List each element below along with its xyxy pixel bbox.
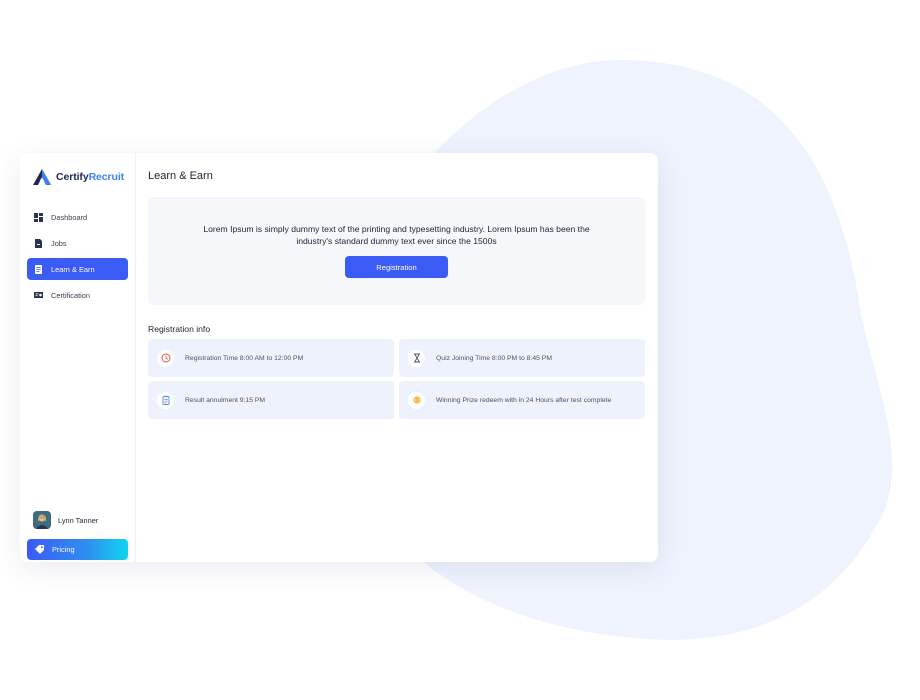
- brand-logo[interactable]: CertifyRecruit: [33, 169, 124, 185]
- prize-icon: [412, 396, 421, 404]
- info-card: Quiz Joining Time 8:00 PM to 8:45 PM: [399, 339, 645, 377]
- brand-name: CertifyRecruit: [56, 171, 124, 183]
- registration-info-title: Registration info: [148, 324, 211, 334]
- sidebar: CertifyRecruit Dashboard Jobs Learn & Ea…: [20, 153, 136, 562]
- user-profile[interactable]: Lynn Tanner: [33, 511, 98, 529]
- dashboard-icon: [34, 212, 43, 222]
- hero-text: Lorem Ipsum is simply dummy text of the …: [203, 224, 590, 246]
- main-content: Learn & Earn Lorem Ipsum is simply dummy…: [148, 153, 645, 562]
- registration-button[interactable]: Registration: [345, 256, 448, 278]
- info-text: Result annulment 9:15 PM: [185, 396, 266, 404]
- info-text: Winning Prize redeem with in 24 Hours af…: [436, 396, 612, 404]
- tag-icon: [35, 545, 44, 554]
- info-text: Quiz Joining Time 8:00 PM to 8:45 PM: [436, 354, 552, 362]
- hero-panel: Lorem Ipsum is simply dummy text of the …: [148, 197, 645, 305]
- sidebar-item-certification[interactable]: Certification: [27, 284, 128, 306]
- hourglass-icon: [413, 353, 420, 363]
- avatar: [33, 511, 51, 529]
- sidebar-nav: Dashboard Jobs Learn & Earn Certificatio…: [27, 206, 128, 310]
- logo-mark-icon: [33, 169, 51, 185]
- info-text: Registration Time 8:00 AM to 12:00 PM: [185, 354, 304, 362]
- pricing-button[interactable]: Pricing: [27, 539, 128, 560]
- sidebar-item-jobs[interactable]: Jobs: [27, 232, 128, 254]
- jobs-icon: [35, 238, 42, 248]
- user-name: Lynn Tanner: [58, 515, 99, 525]
- pricing-label: Pricing: [52, 545, 75, 554]
- clock-icon: [161, 353, 170, 363]
- sidebar-item-label: Certification: [51, 290, 91, 300]
- page-title: Learn & Earn: [148, 170, 213, 182]
- info-card: Registration Time 8:00 AM to 12:00 PM: [148, 339, 394, 377]
- prize-icon-wrap: [408, 391, 425, 409]
- clipboard-icon: [162, 395, 169, 405]
- info-card: Result annulment 9:15 PM: [148, 381, 394, 419]
- clipboard-icon-wrap: [157, 391, 174, 409]
- app-window: CertifyRecruit Dashboard Jobs Learn & Ea…: [20, 153, 658, 562]
- learn-icon: [35, 264, 42, 274]
- clock-icon-wrap: [157, 349, 174, 367]
- brand-name-part2: Recruit: [88, 171, 125, 183]
- certificate-icon: [34, 291, 43, 298]
- sidebar-item-label: Learn & Earn: [51, 264, 95, 274]
- sidebar-item-learn-earn[interactable]: Learn & Earn: [27, 258, 128, 280]
- hourglass-icon-wrap: [408, 349, 425, 367]
- info-card: Winning Prize redeem with in 24 Hours af…: [399, 381, 645, 419]
- sidebar-item-label: Jobs: [51, 238, 67, 248]
- sidebar-item-dashboard[interactable]: Dashboard: [27, 206, 128, 228]
- brand-name-part1: Certify: [56, 171, 89, 183]
- sidebar-item-label: Dashboard: [51, 212, 88, 222]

:: What the exercise asks ::
Could you reproduce every line of the material above verbatim, leaving out the pictures?

:: In response ::
List each element below along with its xyxy pixel bbox.
- brand-logo[interactable]: CertifyRecruit: [33, 169, 124, 185]
- prize-icon: [412, 396, 421, 404]
- info-card: Quiz Joining Time 8:00 PM to 8:45 PM: [399, 339, 645, 377]
- brand-name: CertifyRecruit: [56, 171, 124, 183]
- registration-info-title: Registration info: [148, 324, 211, 334]
- sidebar: CertifyRecruit Dashboard Jobs Learn & Ea…: [20, 153, 136, 562]
- user-profile[interactable]: Lynn Tanner: [33, 511, 98, 529]
- dashboard-icon: [34, 212, 43, 222]
- hero-text: Lorem Ipsum is simply dummy text of the …: [203, 224, 590, 246]
- main-content: Learn & Earn Lorem Ipsum is simply dummy…: [148, 153, 645, 562]
- registration-button[interactable]: Registration: [345, 256, 448, 278]
- info-text: Result annulment 9:15 PM: [185, 396, 266, 404]
- info-text: Winning Prize redeem with in 24 Hours af…: [436, 396, 612, 404]
- tag-icon: [35, 545, 44, 554]
- info-text: Quiz Joining Time 8:00 PM to 8:45 PM: [436, 354, 552, 362]
- hero-panel: Lorem Ipsum is simply dummy text of the …: [148, 197, 645, 305]
- sidebar-item-certification[interactable]: Certification: [27, 284, 128, 306]
- hourglass-icon: [413, 353, 420, 363]
- avatar: [33, 511, 51, 529]
- sidebar-nav: Dashboard Jobs Learn & Earn Certificatio…: [27, 206, 128, 310]
- logo-mark-icon: [33, 169, 51, 185]
- info-text: Registration Time 8:00 AM to 12:00 PM: [185, 354, 304, 362]
- pricing-button[interactable]: Pricing: [27, 539, 128, 560]
- sidebar-item-jobs[interactable]: Jobs: [27, 232, 128, 254]
- jobs-icon: [35, 238, 42, 248]
- user-name: Lynn Tanner: [58, 515, 99, 525]
- pricing-label: Pricing: [52, 545, 75, 554]
- clock-icon: [161, 353, 170, 363]
- sidebar-item-label: Certification: [51, 290, 91, 300]
- page-title: Learn & Earn: [148, 170, 213, 182]
- info-card: Registration Time 8:00 AM to 12:00 PM: [148, 339, 394, 377]
- prize-icon-wrap: [408, 391, 425, 409]
- clipboard-icon: [162, 395, 169, 405]
- info-card: Result annulment 9:15 PM: [148, 381, 394, 419]
- clipboard-icon-wrap: [157, 391, 174, 409]
- app-window: CertifyRecruit Dashboard Jobs Learn & Ea…: [20, 153, 658, 562]
- learn-icon: [35, 264, 42, 274]
- clock-icon-wrap: [157, 349, 174, 367]
- brand-name-part2: Recruit: [88, 171, 125, 183]
- certificate-icon: [34, 291, 43, 298]
- sidebar-item-label: Learn & Earn: [51, 264, 95, 274]
- sidebar-item-learn-earn[interactable]: Learn & Earn: [27, 258, 128, 280]
- hourglass-icon-wrap: [408, 349, 425, 367]
- info-card: Winning Prize redeem with in 24 Hours af…: [399, 381, 645, 419]
- sidebar-item-label: Jobs: [51, 238, 67, 248]
- sidebar-item-dashboard[interactable]: Dashboard: [27, 206, 128, 228]
- brand-name-part1: Certify: [56, 171, 89, 183]
- sidebar-item-label: Dashboard: [51, 212, 88, 222]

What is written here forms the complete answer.